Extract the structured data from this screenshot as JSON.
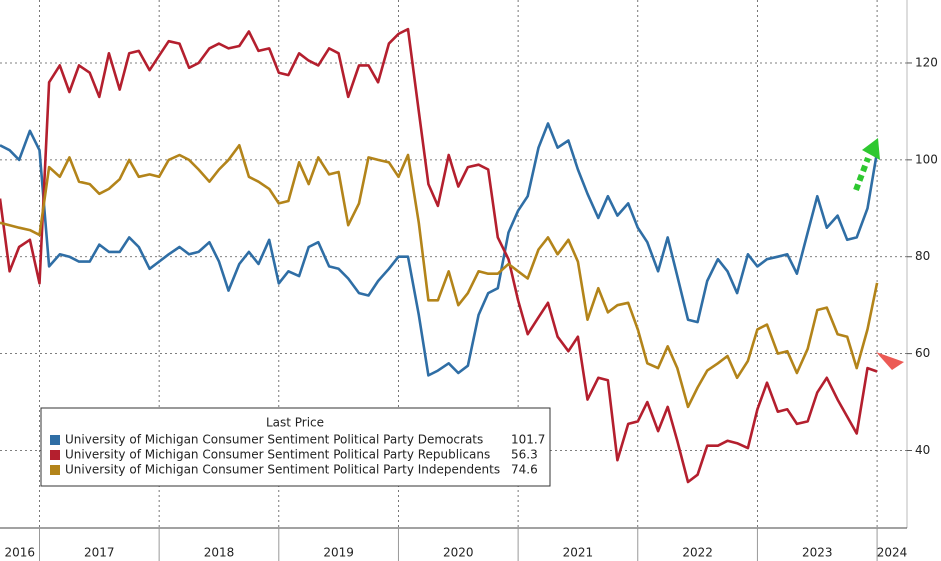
{
  "chart_data": {
    "type": "line",
    "legend_title": "Last Price",
    "x": [
      2016.67,
      2016.75,
      2016.83,
      2016.92,
      2017.0,
      2017.08,
      2017.17,
      2017.25,
      2017.33,
      2017.42,
      2017.5,
      2017.58,
      2017.67,
      2017.75,
      2017.83,
      2017.92,
      2018.0,
      2018.08,
      2018.17,
      2018.25,
      2018.33,
      2018.42,
      2018.5,
      2018.58,
      2018.67,
      2018.75,
      2018.83,
      2018.92,
      2019.0,
      2019.08,
      2019.17,
      2019.25,
      2019.33,
      2019.42,
      2019.5,
      2019.58,
      2019.67,
      2019.75,
      2019.83,
      2019.92,
      2020.0,
      2020.08,
      2020.17,
      2020.25,
      2020.33,
      2020.42,
      2020.5,
      2020.58,
      2020.67,
      2020.75,
      2020.83,
      2020.92,
      2021.0,
      2021.08,
      2021.17,
      2021.25,
      2021.33,
      2021.42,
      2021.5,
      2021.58,
      2021.67,
      2021.75,
      2021.83,
      2021.92,
      2022.0,
      2022.08,
      2022.17,
      2022.25,
      2022.33,
      2022.42,
      2022.5,
      2022.58,
      2022.67,
      2022.75,
      2022.83,
      2022.92,
      2023.0,
      2023.08,
      2023.17,
      2023.25,
      2023.33,
      2023.42,
      2023.5,
      2023.58,
      2023.67,
      2023.75,
      2023.83,
      2023.92,
      2024.0
    ],
    "series": [
      {
        "name": "University of Michigan Consumer Sentiment Political Party Democrats",
        "color": "#2f6ea5",
        "values": [
          103,
          102,
          100,
          106,
          102,
          78,
          80.5,
          80,
          79,
          79,
          82.5,
          81,
          81,
          84,
          82,
          77.5,
          79,
          80.5,
          82,
          80.5,
          81,
          83,
          79,
          73,
          78.5,
          81,
          78.5,
          83.5,
          74.5,
          77,
          76,
          82,
          83,
          78,
          77.5,
          75.5,
          72.5,
          72,
          75,
          77.5,
          80,
          80,
          68,
          55.5,
          56.5,
          58,
          56,
          57.5,
          68,
          72.5,
          73.5,
          85,
          89.5,
          92.5,
          102.5,
          107.5,
          102.5,
          104,
          98,
          93,
          88,
          92.5,
          88.5,
          91,
          86,
          83,
          77,
          84,
          76,
          67,
          66.5,
          75,
          79.5,
          77,
          72.5,
          80.5,
          78,
          79.5,
          80,
          80.5,
          76.5,
          85,
          92.5,
          86,
          88.5,
          83.5,
          84,
          90,
          101.7
        ]
      },
      {
        "name": "University of Michigan Consumer Sentiment Political Party Republicans",
        "color": "#b41f2e",
        "values": [
          92,
          77,
          82,
          83.5,
          74.5,
          116,
          119.5,
          114,
          119.5,
          118,
          113,
          122,
          114.5,
          122,
          122.5,
          118.5,
          121.5,
          124.5,
          124,
          119,
          120,
          123,
          124,
          123,
          123.5,
          126.5,
          122.5,
          123,
          118,
          117.5,
          122,
          120.5,
          119.5,
          123,
          122,
          113,
          119.5,
          119.5,
          116,
          124,
          126,
          127,
          110,
          95,
          90.5,
          101,
          94.5,
          98.5,
          99,
          98,
          84,
          79.5,
          71,
          64,
          67.5,
          70.5,
          63.5,
          60.5,
          63.5,
          50.5,
          55,
          54.5,
          38,
          45.5,
          46,
          50,
          44,
          49,
          42,
          33.5,
          35,
          41,
          41,
          42,
          41.5,
          40.5,
          48.5,
          54,
          48,
          48.5,
          45.5,
          46,
          52,
          55,
          50.5,
          47,
          43.5,
          57,
          56.3
        ]
      },
      {
        "name": "University of Michigan Consumer Sentiment Political Party Independents",
        "color": "#b3841a",
        "values": [
          87,
          86.5,
          86,
          85.5,
          84.5,
          98.5,
          96.5,
          100.5,
          95.5,
          95,
          93,
          94,
          96,
          100,
          96.5,
          97,
          96.5,
          100,
          101,
          100,
          98,
          95.5,
          98,
          100,
          103,
          96.5,
          95.5,
          94,
          91,
          91.5,
          99.5,
          95,
          100.5,
          97,
          97.5,
          86.5,
          91,
          100.5,
          100,
          99.5,
          96.5,
          101,
          87,
          71,
          71,
          77,
          70,
          72.5,
          77,
          76.5,
          76.5,
          78.5,
          77,
          75.5,
          81.5,
          84,
          80.5,
          83.5,
          79,
          67,
          73.5,
          68.5,
          70,
          70.5,
          65,
          58,
          57,
          61.5,
          57,
          49,
          53,
          56.5,
          58,
          59.5,
          55,
          58.5,
          65,
          66,
          60,
          60.5,
          56,
          61,
          69,
          69.5,
          64,
          63.5,
          57,
          65,
          74.6
        ]
      }
    ],
    "xlim": [
      2016.67,
      2024.25
    ],
    "xticks": [
      2016,
      2017,
      2018,
      2019,
      2020,
      2021,
      2022,
      2023,
      2024
    ],
    "ylim": [
      24,
      133
    ],
    "yticks": [
      40,
      60,
      80,
      100,
      120
    ],
    "grid": true
  }
}
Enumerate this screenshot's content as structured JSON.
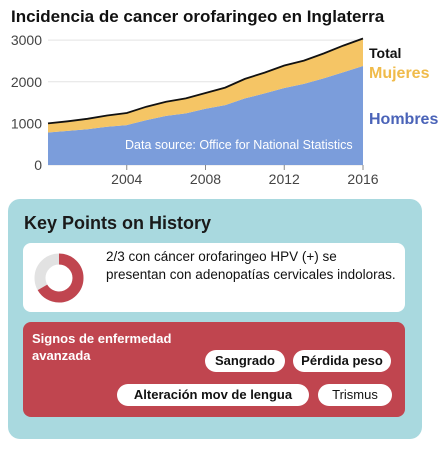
{
  "chart_data": {
    "type": "area",
    "title": "Incidencia de cancer orofaringeo en Inglaterra",
    "x": [
      2000,
      2001,
      2002,
      2003,
      2004,
      2005,
      2006,
      2007,
      2008,
      2009,
      2010,
      2011,
      2012,
      2013,
      2014,
      2015,
      2016
    ],
    "series": [
      {
        "name": "Hombres",
        "values": [
          780,
          820,
          860,
          920,
          960,
          1080,
          1180,
          1240,
          1350,
          1440,
          1600,
          1720,
          1850,
          1950,
          2080,
          2230,
          2380
        ]
      },
      {
        "name": "Mujeres",
        "values": [
          220,
          230,
          250,
          270,
          290,
          320,
          340,
          360,
          380,
          420,
          470,
          500,
          540,
          560,
          600,
          640,
          660
        ]
      }
    ],
    "total_label": "Total",
    "xticks": [
      2004,
      2008,
      2012,
      2016
    ],
    "yticks": [
      0,
      1000,
      2000,
      3000
    ],
    "ylim": [
      0,
      3100
    ],
    "xlim": [
      2000,
      2016
    ],
    "annotation": "Data source: Office for National Statistics",
    "colors": {
      "Hombres": "#7b9ddb",
      "Mujeres": "#f5c565",
      "Total": "#111111",
      "legend_hombres": "#4a63b8",
      "legend_mujeres": "#f0bb4a"
    },
    "grid": true,
    "legend": "right"
  },
  "panel": {
    "title": "Key Points on History",
    "fact_ring_fraction": 0.6667,
    "fact_text": "2/3 con cáncer orofaringeo HPV (+) se presentan con adenopatías cervicales indoloras.",
    "signs_title": "Signos de enfermedad avanzada",
    "signs": {
      "sangrado": "Sangrado",
      "perdida": "Pérdida peso",
      "alteracion": "Alteración mov de lengua",
      "trismus": "Trismus"
    },
    "colors": {
      "panel_bg": "#a9d9df",
      "ring": "#c0454f",
      "ring_track": "#e2e2e2",
      "signs_bg": "#c0454f"
    }
  }
}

☆ ☆ ☆ ☆ ☆

Every line of the records that includes the word "Michigan" should be gathered.

* [Solution to this exercise]:
        "name": "University of Michigan Consumer Sentiment Political Party Democrats",
        "name": "University of Michigan Consumer Sentiment Political Party Republicans",
        "name": "University of Michigan Consumer Sentiment Political Party Independents",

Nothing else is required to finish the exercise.